» WRITTEN EXERCISE
Return the number of lines in which the word "name" appears; add nothing else.

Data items

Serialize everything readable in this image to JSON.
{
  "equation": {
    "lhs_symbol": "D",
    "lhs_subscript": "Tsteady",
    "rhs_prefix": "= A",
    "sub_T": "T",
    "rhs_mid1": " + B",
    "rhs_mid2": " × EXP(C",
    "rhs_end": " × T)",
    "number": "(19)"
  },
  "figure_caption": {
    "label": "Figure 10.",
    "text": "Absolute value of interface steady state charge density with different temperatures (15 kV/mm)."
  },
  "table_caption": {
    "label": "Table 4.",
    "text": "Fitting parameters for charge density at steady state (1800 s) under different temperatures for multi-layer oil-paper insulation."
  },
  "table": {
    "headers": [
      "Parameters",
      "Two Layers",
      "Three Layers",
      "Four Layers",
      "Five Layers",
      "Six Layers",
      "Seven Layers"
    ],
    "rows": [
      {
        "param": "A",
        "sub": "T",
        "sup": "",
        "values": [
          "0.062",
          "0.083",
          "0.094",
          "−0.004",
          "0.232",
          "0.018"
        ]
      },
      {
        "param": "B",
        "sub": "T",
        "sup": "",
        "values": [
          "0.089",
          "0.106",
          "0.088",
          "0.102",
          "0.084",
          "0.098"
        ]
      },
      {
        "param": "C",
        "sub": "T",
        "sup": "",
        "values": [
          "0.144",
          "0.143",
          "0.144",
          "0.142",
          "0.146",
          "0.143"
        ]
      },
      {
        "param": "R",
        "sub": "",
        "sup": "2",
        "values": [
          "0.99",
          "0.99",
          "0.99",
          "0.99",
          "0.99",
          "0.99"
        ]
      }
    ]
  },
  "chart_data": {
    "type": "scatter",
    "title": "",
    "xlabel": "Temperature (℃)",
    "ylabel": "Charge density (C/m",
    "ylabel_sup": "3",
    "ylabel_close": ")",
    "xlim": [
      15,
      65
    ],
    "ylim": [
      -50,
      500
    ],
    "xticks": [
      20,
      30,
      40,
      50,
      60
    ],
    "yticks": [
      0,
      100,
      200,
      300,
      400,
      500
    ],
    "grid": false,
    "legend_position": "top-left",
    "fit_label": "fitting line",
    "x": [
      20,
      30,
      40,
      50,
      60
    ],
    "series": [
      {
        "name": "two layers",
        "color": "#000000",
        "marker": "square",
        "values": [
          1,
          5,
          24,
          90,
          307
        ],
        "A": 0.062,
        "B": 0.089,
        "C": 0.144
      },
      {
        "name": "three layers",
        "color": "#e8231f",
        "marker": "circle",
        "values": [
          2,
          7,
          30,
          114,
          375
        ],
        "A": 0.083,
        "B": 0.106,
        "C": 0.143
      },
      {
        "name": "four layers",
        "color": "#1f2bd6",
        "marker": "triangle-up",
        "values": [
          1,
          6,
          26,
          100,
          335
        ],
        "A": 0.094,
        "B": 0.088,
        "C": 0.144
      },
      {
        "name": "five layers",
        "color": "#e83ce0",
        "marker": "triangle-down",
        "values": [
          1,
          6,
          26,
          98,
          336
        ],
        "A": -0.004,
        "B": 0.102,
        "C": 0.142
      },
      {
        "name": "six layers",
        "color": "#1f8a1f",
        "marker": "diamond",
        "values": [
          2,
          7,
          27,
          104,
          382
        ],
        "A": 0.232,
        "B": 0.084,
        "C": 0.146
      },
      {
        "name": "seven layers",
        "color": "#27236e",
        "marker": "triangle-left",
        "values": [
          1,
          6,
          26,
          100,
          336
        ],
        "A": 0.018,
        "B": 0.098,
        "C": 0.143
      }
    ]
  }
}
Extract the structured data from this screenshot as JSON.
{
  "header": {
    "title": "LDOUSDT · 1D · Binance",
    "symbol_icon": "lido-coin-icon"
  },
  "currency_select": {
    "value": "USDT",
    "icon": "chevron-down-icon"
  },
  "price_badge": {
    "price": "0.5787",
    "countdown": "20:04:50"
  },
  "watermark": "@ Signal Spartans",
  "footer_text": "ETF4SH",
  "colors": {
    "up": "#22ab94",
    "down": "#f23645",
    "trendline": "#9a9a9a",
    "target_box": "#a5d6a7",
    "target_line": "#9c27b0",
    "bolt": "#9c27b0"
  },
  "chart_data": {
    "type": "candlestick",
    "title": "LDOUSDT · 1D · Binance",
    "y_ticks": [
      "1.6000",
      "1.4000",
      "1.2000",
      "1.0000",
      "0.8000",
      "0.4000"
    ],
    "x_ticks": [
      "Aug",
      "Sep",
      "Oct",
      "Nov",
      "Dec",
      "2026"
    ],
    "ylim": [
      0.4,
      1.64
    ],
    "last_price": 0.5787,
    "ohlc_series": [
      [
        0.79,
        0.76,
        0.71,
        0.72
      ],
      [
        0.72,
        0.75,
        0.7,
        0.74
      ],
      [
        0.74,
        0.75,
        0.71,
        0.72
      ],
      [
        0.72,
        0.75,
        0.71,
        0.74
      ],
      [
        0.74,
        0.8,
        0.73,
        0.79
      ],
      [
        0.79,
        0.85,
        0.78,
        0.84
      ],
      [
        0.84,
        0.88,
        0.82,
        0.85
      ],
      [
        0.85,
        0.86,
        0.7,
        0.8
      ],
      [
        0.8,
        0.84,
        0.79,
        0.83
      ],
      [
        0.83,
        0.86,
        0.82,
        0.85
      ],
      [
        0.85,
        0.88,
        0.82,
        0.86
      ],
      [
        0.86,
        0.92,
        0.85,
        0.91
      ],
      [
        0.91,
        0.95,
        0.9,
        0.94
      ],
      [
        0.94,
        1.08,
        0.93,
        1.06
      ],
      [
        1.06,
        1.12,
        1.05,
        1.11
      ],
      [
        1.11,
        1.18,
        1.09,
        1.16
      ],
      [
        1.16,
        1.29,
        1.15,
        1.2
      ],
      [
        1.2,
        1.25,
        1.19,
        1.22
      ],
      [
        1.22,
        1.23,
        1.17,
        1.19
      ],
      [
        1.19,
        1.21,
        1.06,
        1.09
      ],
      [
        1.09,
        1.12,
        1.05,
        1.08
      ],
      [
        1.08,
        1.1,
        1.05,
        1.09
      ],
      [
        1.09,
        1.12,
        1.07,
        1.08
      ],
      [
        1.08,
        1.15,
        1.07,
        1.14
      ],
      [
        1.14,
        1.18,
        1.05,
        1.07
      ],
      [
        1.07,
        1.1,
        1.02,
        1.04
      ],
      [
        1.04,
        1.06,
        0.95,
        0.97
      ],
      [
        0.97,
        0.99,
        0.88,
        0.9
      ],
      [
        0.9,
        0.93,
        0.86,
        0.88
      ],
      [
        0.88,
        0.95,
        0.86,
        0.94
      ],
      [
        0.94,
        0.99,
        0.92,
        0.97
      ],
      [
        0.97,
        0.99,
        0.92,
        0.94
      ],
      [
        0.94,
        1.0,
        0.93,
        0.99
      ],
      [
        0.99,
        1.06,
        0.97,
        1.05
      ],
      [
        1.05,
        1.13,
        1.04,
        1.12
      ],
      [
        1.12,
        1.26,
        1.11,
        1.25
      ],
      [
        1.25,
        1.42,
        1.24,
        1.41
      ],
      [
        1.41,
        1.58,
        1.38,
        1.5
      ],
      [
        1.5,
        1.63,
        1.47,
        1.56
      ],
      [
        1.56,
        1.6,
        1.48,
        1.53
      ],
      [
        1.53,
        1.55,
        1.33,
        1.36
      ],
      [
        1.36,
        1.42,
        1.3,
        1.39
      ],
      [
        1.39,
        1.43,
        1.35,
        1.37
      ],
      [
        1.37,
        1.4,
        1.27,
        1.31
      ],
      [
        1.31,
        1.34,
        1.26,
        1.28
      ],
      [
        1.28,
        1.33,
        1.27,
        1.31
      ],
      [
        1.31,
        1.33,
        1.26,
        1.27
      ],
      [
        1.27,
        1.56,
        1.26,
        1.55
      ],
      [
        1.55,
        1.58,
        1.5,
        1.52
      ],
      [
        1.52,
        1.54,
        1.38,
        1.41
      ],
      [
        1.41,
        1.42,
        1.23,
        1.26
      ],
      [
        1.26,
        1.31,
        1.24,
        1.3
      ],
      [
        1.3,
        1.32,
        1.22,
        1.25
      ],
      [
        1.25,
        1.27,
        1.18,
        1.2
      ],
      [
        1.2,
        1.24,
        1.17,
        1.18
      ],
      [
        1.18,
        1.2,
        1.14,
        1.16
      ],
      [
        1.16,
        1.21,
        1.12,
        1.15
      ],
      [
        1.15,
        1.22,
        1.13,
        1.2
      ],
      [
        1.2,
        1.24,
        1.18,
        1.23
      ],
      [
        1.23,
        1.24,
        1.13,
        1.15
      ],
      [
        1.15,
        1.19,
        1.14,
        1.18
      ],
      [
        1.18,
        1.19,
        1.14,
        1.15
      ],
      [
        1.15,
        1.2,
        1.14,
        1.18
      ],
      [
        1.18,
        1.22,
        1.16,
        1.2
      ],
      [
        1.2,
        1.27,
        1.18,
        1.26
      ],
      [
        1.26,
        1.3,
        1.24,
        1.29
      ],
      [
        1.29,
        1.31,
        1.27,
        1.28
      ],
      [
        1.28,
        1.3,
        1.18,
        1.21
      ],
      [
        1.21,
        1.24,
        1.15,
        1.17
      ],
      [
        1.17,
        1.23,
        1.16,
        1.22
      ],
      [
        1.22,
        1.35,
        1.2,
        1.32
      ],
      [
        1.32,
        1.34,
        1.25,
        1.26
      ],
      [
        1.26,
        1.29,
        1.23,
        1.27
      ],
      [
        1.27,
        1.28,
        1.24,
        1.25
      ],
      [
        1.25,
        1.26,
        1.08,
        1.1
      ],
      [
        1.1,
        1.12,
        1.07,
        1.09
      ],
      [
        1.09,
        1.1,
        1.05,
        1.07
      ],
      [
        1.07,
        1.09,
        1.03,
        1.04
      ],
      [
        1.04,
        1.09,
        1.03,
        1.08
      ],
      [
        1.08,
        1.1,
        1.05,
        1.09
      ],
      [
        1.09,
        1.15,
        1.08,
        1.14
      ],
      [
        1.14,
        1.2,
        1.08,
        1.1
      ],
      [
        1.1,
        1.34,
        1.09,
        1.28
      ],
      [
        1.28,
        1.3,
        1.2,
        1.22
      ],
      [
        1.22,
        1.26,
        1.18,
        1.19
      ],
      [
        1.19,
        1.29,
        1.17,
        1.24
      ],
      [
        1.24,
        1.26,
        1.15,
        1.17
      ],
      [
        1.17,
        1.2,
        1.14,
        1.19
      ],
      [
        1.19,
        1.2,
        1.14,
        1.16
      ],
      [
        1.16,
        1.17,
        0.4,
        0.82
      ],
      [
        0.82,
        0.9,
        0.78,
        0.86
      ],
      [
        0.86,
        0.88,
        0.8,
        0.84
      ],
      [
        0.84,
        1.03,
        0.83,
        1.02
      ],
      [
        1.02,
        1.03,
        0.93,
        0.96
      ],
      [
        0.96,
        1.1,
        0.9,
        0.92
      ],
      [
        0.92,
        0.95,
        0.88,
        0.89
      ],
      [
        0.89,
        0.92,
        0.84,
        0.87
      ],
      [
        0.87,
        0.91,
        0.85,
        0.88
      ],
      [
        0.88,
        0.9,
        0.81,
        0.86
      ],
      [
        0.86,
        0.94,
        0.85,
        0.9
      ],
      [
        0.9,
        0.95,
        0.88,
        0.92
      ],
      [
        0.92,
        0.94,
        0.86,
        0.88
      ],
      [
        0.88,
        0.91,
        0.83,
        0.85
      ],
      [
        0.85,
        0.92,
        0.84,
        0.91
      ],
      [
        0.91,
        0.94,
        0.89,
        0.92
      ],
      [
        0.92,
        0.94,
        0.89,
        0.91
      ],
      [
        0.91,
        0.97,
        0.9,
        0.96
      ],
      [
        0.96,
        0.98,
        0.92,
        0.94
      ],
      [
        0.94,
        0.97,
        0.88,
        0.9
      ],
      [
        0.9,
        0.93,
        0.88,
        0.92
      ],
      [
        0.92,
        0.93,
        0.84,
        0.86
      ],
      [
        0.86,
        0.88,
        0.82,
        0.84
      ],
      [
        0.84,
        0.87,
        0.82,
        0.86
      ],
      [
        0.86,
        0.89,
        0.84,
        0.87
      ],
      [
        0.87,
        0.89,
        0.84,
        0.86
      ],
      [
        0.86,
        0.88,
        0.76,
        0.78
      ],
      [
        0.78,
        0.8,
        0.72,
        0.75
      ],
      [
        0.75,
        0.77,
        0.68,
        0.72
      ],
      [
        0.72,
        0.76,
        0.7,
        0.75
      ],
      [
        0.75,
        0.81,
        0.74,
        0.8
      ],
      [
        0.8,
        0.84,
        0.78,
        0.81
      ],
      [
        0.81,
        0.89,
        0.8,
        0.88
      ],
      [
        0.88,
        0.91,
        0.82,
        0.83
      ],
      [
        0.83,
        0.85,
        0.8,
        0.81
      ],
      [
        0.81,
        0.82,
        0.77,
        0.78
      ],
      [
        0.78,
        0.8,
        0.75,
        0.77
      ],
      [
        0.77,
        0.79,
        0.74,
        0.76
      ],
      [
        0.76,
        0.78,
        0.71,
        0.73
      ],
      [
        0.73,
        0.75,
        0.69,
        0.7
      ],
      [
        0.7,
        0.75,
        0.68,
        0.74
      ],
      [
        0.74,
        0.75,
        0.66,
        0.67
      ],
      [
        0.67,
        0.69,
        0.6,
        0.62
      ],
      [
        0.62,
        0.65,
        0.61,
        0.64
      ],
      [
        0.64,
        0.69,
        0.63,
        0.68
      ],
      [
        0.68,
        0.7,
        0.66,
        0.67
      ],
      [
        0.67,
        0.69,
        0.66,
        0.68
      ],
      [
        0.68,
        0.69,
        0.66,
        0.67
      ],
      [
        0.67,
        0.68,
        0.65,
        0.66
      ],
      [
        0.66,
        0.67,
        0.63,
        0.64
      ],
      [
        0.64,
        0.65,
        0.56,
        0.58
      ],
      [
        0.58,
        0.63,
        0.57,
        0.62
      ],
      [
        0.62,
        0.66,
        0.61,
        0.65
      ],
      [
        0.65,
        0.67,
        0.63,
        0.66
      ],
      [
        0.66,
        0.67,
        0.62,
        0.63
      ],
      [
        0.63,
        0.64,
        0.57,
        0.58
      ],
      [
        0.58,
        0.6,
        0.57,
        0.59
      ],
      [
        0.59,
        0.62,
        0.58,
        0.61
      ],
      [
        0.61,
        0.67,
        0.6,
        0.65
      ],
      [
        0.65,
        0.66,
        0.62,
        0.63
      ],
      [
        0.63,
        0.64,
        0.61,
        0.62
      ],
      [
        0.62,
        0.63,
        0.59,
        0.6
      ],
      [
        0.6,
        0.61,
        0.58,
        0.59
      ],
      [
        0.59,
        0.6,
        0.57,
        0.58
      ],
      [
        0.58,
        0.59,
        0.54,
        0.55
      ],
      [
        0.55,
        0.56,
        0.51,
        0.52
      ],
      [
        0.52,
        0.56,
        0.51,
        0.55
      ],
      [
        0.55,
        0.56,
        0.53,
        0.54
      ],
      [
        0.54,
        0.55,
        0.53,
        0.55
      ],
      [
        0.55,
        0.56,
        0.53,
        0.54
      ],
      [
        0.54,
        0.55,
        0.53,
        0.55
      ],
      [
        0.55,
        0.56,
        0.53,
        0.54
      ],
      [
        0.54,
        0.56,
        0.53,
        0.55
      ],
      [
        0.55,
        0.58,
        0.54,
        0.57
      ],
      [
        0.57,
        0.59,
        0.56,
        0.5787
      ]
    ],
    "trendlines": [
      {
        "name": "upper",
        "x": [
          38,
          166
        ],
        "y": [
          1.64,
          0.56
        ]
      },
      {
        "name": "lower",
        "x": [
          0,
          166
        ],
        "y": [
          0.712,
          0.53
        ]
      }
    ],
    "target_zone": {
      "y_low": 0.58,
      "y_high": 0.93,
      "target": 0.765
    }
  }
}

» ANSWER TO THIS TASK
8